Problem description |
The entries that follow should be written out exactly.

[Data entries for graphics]
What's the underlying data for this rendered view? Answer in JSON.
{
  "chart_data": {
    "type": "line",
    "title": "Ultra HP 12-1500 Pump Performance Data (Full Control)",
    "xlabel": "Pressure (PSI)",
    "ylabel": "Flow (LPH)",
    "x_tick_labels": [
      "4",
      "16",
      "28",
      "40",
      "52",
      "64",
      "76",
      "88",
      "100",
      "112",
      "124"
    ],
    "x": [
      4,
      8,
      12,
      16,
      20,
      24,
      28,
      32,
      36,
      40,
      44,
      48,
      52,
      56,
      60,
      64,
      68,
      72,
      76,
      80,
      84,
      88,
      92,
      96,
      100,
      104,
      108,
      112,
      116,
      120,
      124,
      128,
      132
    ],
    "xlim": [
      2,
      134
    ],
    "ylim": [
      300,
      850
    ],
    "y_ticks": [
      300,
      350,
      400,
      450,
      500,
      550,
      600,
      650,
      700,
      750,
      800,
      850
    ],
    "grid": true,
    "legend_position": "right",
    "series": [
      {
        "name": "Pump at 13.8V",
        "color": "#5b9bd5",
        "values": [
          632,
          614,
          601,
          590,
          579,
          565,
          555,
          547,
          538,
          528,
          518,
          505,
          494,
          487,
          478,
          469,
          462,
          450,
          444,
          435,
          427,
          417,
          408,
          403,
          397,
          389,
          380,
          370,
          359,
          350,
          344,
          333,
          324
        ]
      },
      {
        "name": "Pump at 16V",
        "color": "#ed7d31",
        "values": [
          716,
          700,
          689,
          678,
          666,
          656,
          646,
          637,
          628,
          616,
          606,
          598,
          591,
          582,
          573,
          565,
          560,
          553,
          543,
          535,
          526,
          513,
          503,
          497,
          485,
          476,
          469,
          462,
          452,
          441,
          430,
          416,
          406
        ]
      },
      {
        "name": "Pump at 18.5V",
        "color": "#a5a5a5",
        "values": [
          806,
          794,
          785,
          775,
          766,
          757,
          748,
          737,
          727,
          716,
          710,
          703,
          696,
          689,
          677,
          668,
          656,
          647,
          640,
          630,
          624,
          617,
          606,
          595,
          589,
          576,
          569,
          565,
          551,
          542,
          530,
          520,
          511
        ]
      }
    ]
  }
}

Finished exercise |
What's the underlying data for this rendered view? Answer in JSON.
{
  "chart_data": {
    "type": "line",
    "title": "Ultra HP 12-1500 Pump Performance Data (Full Control)",
    "xlabel": "Pressure (PSI)",
    "ylabel": "Flow (LPH)",
    "x_tick_labels": [
      "4",
      "16",
      "28",
      "40",
      "52",
      "64",
      "76",
      "88",
      "100",
      "112",
      "124"
    ],
    "x": [
      4,
      8,
      12,
      16,
      20,
      24,
      28,
      32,
      36,
      40,
      44,
      48,
      52,
      56,
      60,
      64,
      68,
      72,
      76,
      80,
      84,
      88,
      92,
      96,
      100,
      104,
      108,
      112,
      116,
      120,
      124,
      128,
      132
    ],
    "xlim": [
      2,
      134
    ],
    "ylim": [
      300,
      850
    ],
    "y_ticks": [
      300,
      350,
      400,
      450,
      500,
      550,
      600,
      650,
      700,
      750,
      800,
      850
    ],
    "grid": true,
    "legend_position": "right",
    "series": [
      {
        "name": "Pump at 13.8V",
        "color": "#5b9bd5",
        "values": [
          632,
          614,
          601,
          590,
          579,
          565,
          555,
          547,
          538,
          528,
          518,
          505,
          494,
          487,
          478,
          469,
          462,
          450,
          444,
          435,
          427,
          417,
          408,
          403,
          397,
          389,
          380,
          370,
          359,
          350,
          344,
          333,
          324
        ]
      },
      {
        "name": "Pump at 16V",
        "color": "#ed7d31",
        "values": [
          716,
          700,
          689,
          678,
          666,
          656,
          646,
          637,
          628,
          616,
          606,
          598,
          591,
          582,
          573,
          565,
          560,
          553,
          543,
          535,
          526,
          513,
          503,
          497,
          485,
          476,
          469,
          462,
          452,
          441,
          430,
          416,
          406
        ]
      },
      {
        "name": "Pump at 18.5V",
        "color": "#a5a5a5",
        "values": [
          806,
          794,
          785,
          775,
          766,
          757,
          748,
          737,
          727,
          716,
          710,
          703,
          696,
          689,
          677,
          668,
          656,
          647,
          640,
          630,
          624,
          617,
          606,
          595,
          589,
          576,
          569,
          565,
          551,
          542,
          530,
          520,
          511
        ]
      }
    ]
  }
}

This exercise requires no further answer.